Items from a figure collection
········

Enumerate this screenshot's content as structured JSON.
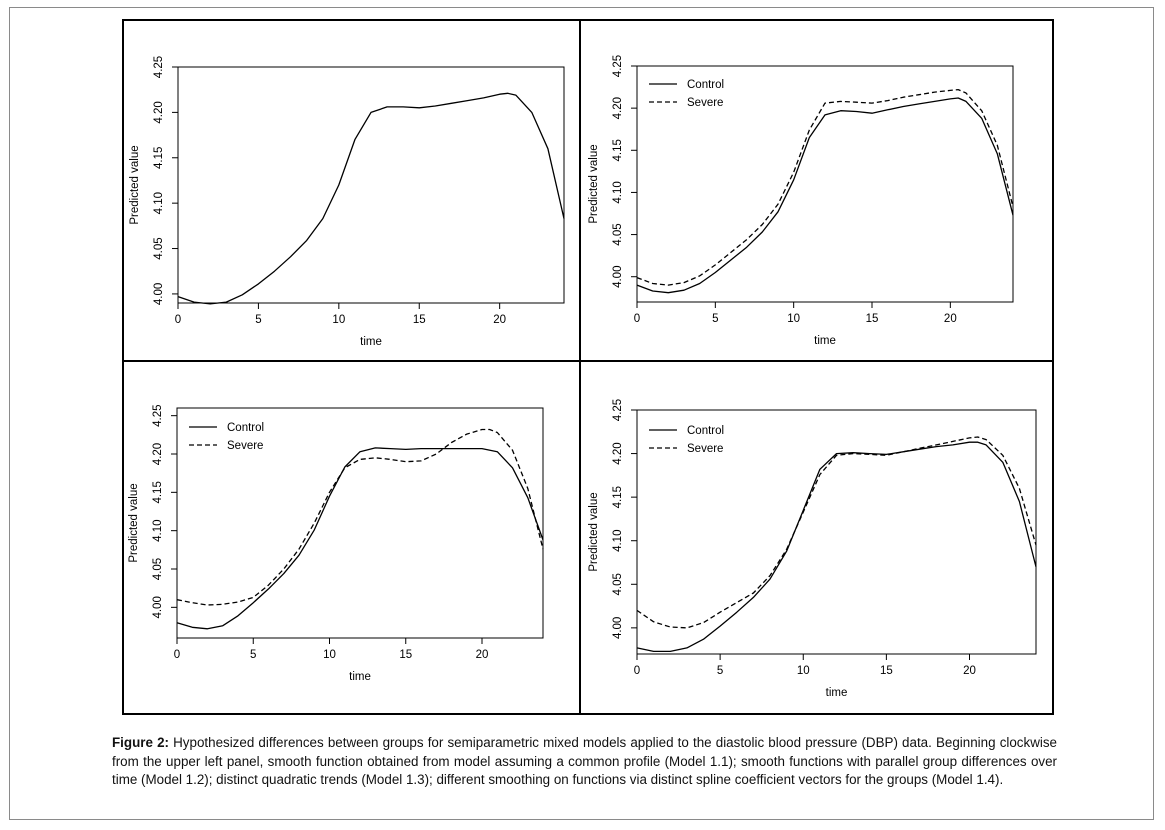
{
  "caption": {
    "label": "Figure 2:",
    "text": "Hypothesized differences between groups for semiparametric mixed models applied to the diastolic blood pressure (DBP) data. Beginning clockwise from the upper left panel, smooth function obtained from model assuming a common profile (Model 1.1); smooth functions with parallel group differences over time (Model 1.2); distinct quadratic trends (Model 1.3); different smoothing on functions via distinct spline coefficient vectors for the groups (Model 1.4)."
  },
  "chart_data": [
    {
      "panel": "top-left",
      "type": "line",
      "xlabel": "time",
      "ylabel": "Predicted value",
      "xlim": [
        0,
        24
      ],
      "ylim": [
        3.99,
        4.25
      ],
      "xticks": [
        0,
        5,
        10,
        15,
        20
      ],
      "yticks": [
        4.0,
        4.05,
        4.1,
        4.15,
        4.2,
        4.25
      ],
      "legend": null,
      "series": [
        {
          "dash": "solid",
          "x": [
            0,
            1,
            2,
            3,
            4,
            5,
            6,
            7,
            8,
            9,
            10,
            11,
            12,
            13,
            14,
            15,
            16,
            17,
            18,
            19,
            20,
            20.5,
            21,
            22,
            23,
            24
          ],
          "y": [
            3.997,
            3.991,
            3.989,
            3.991,
            3.999,
            4.011,
            4.025,
            4.041,
            4.059,
            4.083,
            4.12,
            4.17,
            4.2,
            4.206,
            4.206,
            4.205,
            4.207,
            4.21,
            4.213,
            4.216,
            4.22,
            4.221,
            4.219,
            4.2,
            4.16,
            4.083
          ]
        }
      ]
    },
    {
      "panel": "top-right",
      "type": "line",
      "xlabel": "time",
      "ylabel": "Predicted value",
      "xlim": [
        0,
        24
      ],
      "ylim": [
        3.97,
        4.25
      ],
      "xticks": [
        0,
        5,
        10,
        15,
        20
      ],
      "yticks": [
        4.0,
        4.05,
        4.1,
        4.15,
        4.2,
        4.25
      ],
      "legend": "top-left",
      "series": [
        {
          "name": "Control",
          "dash": "solid",
          "x": [
            0,
            1,
            2,
            3,
            4,
            5,
            6,
            7,
            8,
            9,
            10,
            11,
            12,
            13,
            14,
            15,
            16,
            17,
            18,
            19,
            20,
            20.5,
            21,
            22,
            23,
            24
          ],
          "y": [
            3.99,
            3.983,
            3.981,
            3.984,
            3.992,
            4.005,
            4.02,
            4.035,
            4.053,
            4.077,
            4.115,
            4.165,
            4.192,
            4.197,
            4.196,
            4.194,
            4.198,
            4.202,
            4.205,
            4.208,
            4.211,
            4.212,
            4.208,
            4.188,
            4.146,
            4.073
          ]
        },
        {
          "name": "Severe",
          "dash": "dashed",
          "x": [
            0,
            1,
            2,
            3,
            4,
            5,
            6,
            7,
            8,
            9,
            10,
            11,
            12,
            13,
            14,
            15,
            16,
            17,
            18,
            19,
            20,
            20.5,
            21,
            22,
            23,
            24
          ],
          "y": [
            3.999,
            3.992,
            3.99,
            3.993,
            4.001,
            4.014,
            4.029,
            4.044,
            4.062,
            4.086,
            4.124,
            4.174,
            4.206,
            4.208,
            4.207,
            4.206,
            4.209,
            4.213,
            4.216,
            4.219,
            4.221,
            4.222,
            4.218,
            4.197,
            4.156,
            4.083
          ]
        }
      ]
    },
    {
      "panel": "bottom-left",
      "type": "line",
      "xlabel": "time",
      "ylabel": "Predicted value",
      "xlim": [
        0,
        24
      ],
      "ylim": [
        3.96,
        4.26
      ],
      "xticks": [
        0,
        5,
        10,
        15,
        20
      ],
      "yticks": [
        4.0,
        4.05,
        4.1,
        4.15,
        4.2,
        4.25
      ],
      "legend": "top-left",
      "series": [
        {
          "name": "Control",
          "dash": "solid",
          "x": [
            0,
            1,
            2,
            3,
            4,
            5,
            6,
            7,
            8,
            9,
            10,
            11,
            12,
            13,
            14,
            15,
            16,
            17,
            18,
            19,
            20,
            21,
            22,
            23,
            24
          ],
          "y": [
            3.98,
            3.974,
            3.972,
            3.976,
            3.989,
            4.006,
            4.024,
            4.044,
            4.068,
            4.101,
            4.145,
            4.183,
            4.203,
            4.208,
            4.207,
            4.206,
            4.207,
            4.207,
            4.207,
            4.207,
            4.207,
            4.203,
            4.182,
            4.143,
            4.088
          ]
        },
        {
          "name": "Severe",
          "dash": "dashed",
          "x": [
            0,
            1,
            2,
            3,
            4,
            5,
            6,
            7,
            8,
            9,
            10,
            11,
            12,
            13,
            14,
            15,
            16,
            17,
            18,
            19,
            20,
            20.5,
            21,
            22,
            23,
            24
          ],
          "y": [
            4.01,
            4.006,
            4.003,
            4.004,
            4.007,
            4.013,
            4.029,
            4.05,
            4.076,
            4.11,
            4.15,
            4.182,
            4.193,
            4.195,
            4.193,
            4.19,
            4.191,
            4.2,
            4.215,
            4.226,
            4.232,
            4.232,
            4.228,
            4.205,
            4.155,
            4.076
          ]
        }
      ]
    },
    {
      "panel": "bottom-right",
      "type": "line",
      "xlabel": "time",
      "ylabel": "Predicted value",
      "xlim": [
        0,
        24
      ],
      "ylim": [
        3.97,
        4.25
      ],
      "xticks": [
        0,
        5,
        10,
        15,
        20
      ],
      "yticks": [
        4.0,
        4.05,
        4.1,
        4.15,
        4.2,
        4.25
      ],
      "legend": "top-left",
      "series": [
        {
          "name": "Control",
          "dash": "solid",
          "x": [
            0,
            1,
            2,
            3,
            4,
            5,
            6,
            7,
            8,
            9,
            10,
            11,
            12,
            13,
            14,
            15,
            16,
            17,
            18,
            19,
            20,
            20.5,
            21,
            22,
            23,
            24
          ],
          "y": [
            3.977,
            3.973,
            3.973,
            3.977,
            3.987,
            4.002,
            4.018,
            4.035,
            4.056,
            4.088,
            4.135,
            4.182,
            4.2,
            4.201,
            4.2,
            4.199,
            4.202,
            4.205,
            4.208,
            4.21,
            4.213,
            4.213,
            4.21,
            4.19,
            4.145,
            4.07
          ]
        },
        {
          "name": "Severe",
          "dash": "dashed",
          "x": [
            0,
            1,
            2,
            3,
            4,
            5,
            6,
            7,
            8,
            9,
            10,
            11,
            12,
            13,
            14,
            15,
            16,
            17,
            18,
            19,
            20,
            20.5,
            21,
            22,
            23,
            24
          ],
          "y": [
            4.02,
            4.007,
            4.001,
            4.0,
            4.006,
            4.018,
            4.029,
            4.04,
            4.06,
            4.09,
            4.133,
            4.176,
            4.198,
            4.2,
            4.199,
            4.198,
            4.202,
            4.206,
            4.21,
            4.214,
            4.218,
            4.219,
            4.216,
            4.198,
            4.16,
            4.095
          ]
        }
      ]
    }
  ]
}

········

◆ **Work required**
Repeat the material above word for word, please, apart from its images.

◆ **Final result**
Enumerate this screenshot's content as structured JSON.
{
  "caption": {
    "label": "Figure 2:",
    "text": "Hypothesized differences between groups for semiparametric mixed models applied to the diastolic blood pressure (DBP) data. Beginning clockwise from the upper left panel, smooth function obtained from model assuming a common profile (Model 1.1); smooth functions with parallel group differences over time (Model 1.2); distinct quadratic trends (Model 1.3); different smoothing on functions via distinct spline coefficient vectors for the groups (Model 1.4)."
  },
  "chart_data": [
    {
      "panel": "top-left",
      "type": "line",
      "xlabel": "time",
      "ylabel": "Predicted value",
      "xlim": [
        0,
        24
      ],
      "ylim": [
        3.99,
        4.25
      ],
      "xticks": [
        0,
        5,
        10,
        15,
        20
      ],
      "yticks": [
        4.0,
        4.05,
        4.1,
        4.15,
        4.2,
        4.25
      ],
      "legend": null,
      "series": [
        {
          "dash": "solid",
          "x": [
            0,
            1,
            2,
            3,
            4,
            5,
            6,
            7,
            8,
            9,
            10,
            11,
            12,
            13,
            14,
            15,
            16,
            17,
            18,
            19,
            20,
            20.5,
            21,
            22,
            23,
            24
          ],
          "y": [
            3.997,
            3.991,
            3.989,
            3.991,
            3.999,
            4.011,
            4.025,
            4.041,
            4.059,
            4.083,
            4.12,
            4.17,
            4.2,
            4.206,
            4.206,
            4.205,
            4.207,
            4.21,
            4.213,
            4.216,
            4.22,
            4.221,
            4.219,
            4.2,
            4.16,
            4.083
          ]
        }
      ]
    },
    {
      "panel": "top-right",
      "type": "line",
      "xlabel": "time",
      "ylabel": "Predicted value",
      "xlim": [
        0,
        24
      ],
      "ylim": [
        3.97,
        4.25
      ],
      "xticks": [
        0,
        5,
        10,
        15,
        20
      ],
      "yticks": [
        4.0,
        4.05,
        4.1,
        4.15,
        4.2,
        4.25
      ],
      "legend": "top-left",
      "series": [
        {
          "name": "Control",
          "dash": "solid",
          "x": [
            0,
            1,
            2,
            3,
            4,
            5,
            6,
            7,
            8,
            9,
            10,
            11,
            12,
            13,
            14,
            15,
            16,
            17,
            18,
            19,
            20,
            20.5,
            21,
            22,
            23,
            24
          ],
          "y": [
            3.99,
            3.983,
            3.981,
            3.984,
            3.992,
            4.005,
            4.02,
            4.035,
            4.053,
            4.077,
            4.115,
            4.165,
            4.192,
            4.197,
            4.196,
            4.194,
            4.198,
            4.202,
            4.205,
            4.208,
            4.211,
            4.212,
            4.208,
            4.188,
            4.146,
            4.073
          ]
        },
        {
          "name": "Severe",
          "dash": "dashed",
          "x": [
            0,
            1,
            2,
            3,
            4,
            5,
            6,
            7,
            8,
            9,
            10,
            11,
            12,
            13,
            14,
            15,
            16,
            17,
            18,
            19,
            20,
            20.5,
            21,
            22,
            23,
            24
          ],
          "y": [
            3.999,
            3.992,
            3.99,
            3.993,
            4.001,
            4.014,
            4.029,
            4.044,
            4.062,
            4.086,
            4.124,
            4.174,
            4.206,
            4.208,
            4.207,
            4.206,
            4.209,
            4.213,
            4.216,
            4.219,
            4.221,
            4.222,
            4.218,
            4.197,
            4.156,
            4.083
          ]
        }
      ]
    },
    {
      "panel": "bottom-left",
      "type": "line",
      "xlabel": "time",
      "ylabel": "Predicted value",
      "xlim": [
        0,
        24
      ],
      "ylim": [
        3.96,
        4.26
      ],
      "xticks": [
        0,
        5,
        10,
        15,
        20
      ],
      "yticks": [
        4.0,
        4.05,
        4.1,
        4.15,
        4.2,
        4.25
      ],
      "legend": "top-left",
      "series": [
        {
          "name": "Control",
          "dash": "solid",
          "x": [
            0,
            1,
            2,
            3,
            4,
            5,
            6,
            7,
            8,
            9,
            10,
            11,
            12,
            13,
            14,
            15,
            16,
            17,
            18,
            19,
            20,
            21,
            22,
            23,
            24
          ],
          "y": [
            3.98,
            3.974,
            3.972,
            3.976,
            3.989,
            4.006,
            4.024,
            4.044,
            4.068,
            4.101,
            4.145,
            4.183,
            4.203,
            4.208,
            4.207,
            4.206,
            4.207,
            4.207,
            4.207,
            4.207,
            4.207,
            4.203,
            4.182,
            4.143,
            4.088
          ]
        },
        {
          "name": "Severe",
          "dash": "dashed",
          "x": [
            0,
            1,
            2,
            3,
            4,
            5,
            6,
            7,
            8,
            9,
            10,
            11,
            12,
            13,
            14,
            15,
            16,
            17,
            18,
            19,
            20,
            20.5,
            21,
            22,
            23,
            24
          ],
          "y": [
            4.01,
            4.006,
            4.003,
            4.004,
            4.007,
            4.013,
            4.029,
            4.05,
            4.076,
            4.11,
            4.15,
            4.182,
            4.193,
            4.195,
            4.193,
            4.19,
            4.191,
            4.2,
            4.215,
            4.226,
            4.232,
            4.232,
            4.228,
            4.205,
            4.155,
            4.076
          ]
        }
      ]
    },
    {
      "panel": "bottom-right",
      "type": "line",
      "xlabel": "time",
      "ylabel": "Predicted value",
      "xlim": [
        0,
        24
      ],
      "ylim": [
        3.97,
        4.25
      ],
      "xticks": [
        0,
        5,
        10,
        15,
        20
      ],
      "yticks": [
        4.0,
        4.05,
        4.1,
        4.15,
        4.2,
        4.25
      ],
      "legend": "top-left",
      "series": [
        {
          "name": "Control",
          "dash": "solid",
          "x": [
            0,
            1,
            2,
            3,
            4,
            5,
            6,
            7,
            8,
            9,
            10,
            11,
            12,
            13,
            14,
            15,
            16,
            17,
            18,
            19,
            20,
            20.5,
            21,
            22,
            23,
            24
          ],
          "y": [
            3.977,
            3.973,
            3.973,
            3.977,
            3.987,
            4.002,
            4.018,
            4.035,
            4.056,
            4.088,
            4.135,
            4.182,
            4.2,
            4.201,
            4.2,
            4.199,
            4.202,
            4.205,
            4.208,
            4.21,
            4.213,
            4.213,
            4.21,
            4.19,
            4.145,
            4.07
          ]
        },
        {
          "name": "Severe",
          "dash": "dashed",
          "x": [
            0,
            1,
            2,
            3,
            4,
            5,
            6,
            7,
            8,
            9,
            10,
            11,
            12,
            13,
            14,
            15,
            16,
            17,
            18,
            19,
            20,
            20.5,
            21,
            22,
            23,
            24
          ],
          "y": [
            4.02,
            4.007,
            4.001,
            4.0,
            4.006,
            4.018,
            4.029,
            4.04,
            4.06,
            4.09,
            4.133,
            4.176,
            4.198,
            4.2,
            4.199,
            4.198,
            4.202,
            4.206,
            4.21,
            4.214,
            4.218,
            4.219,
            4.216,
            4.198,
            4.16,
            4.095
          ]
        }
      ]
    }
  ]
}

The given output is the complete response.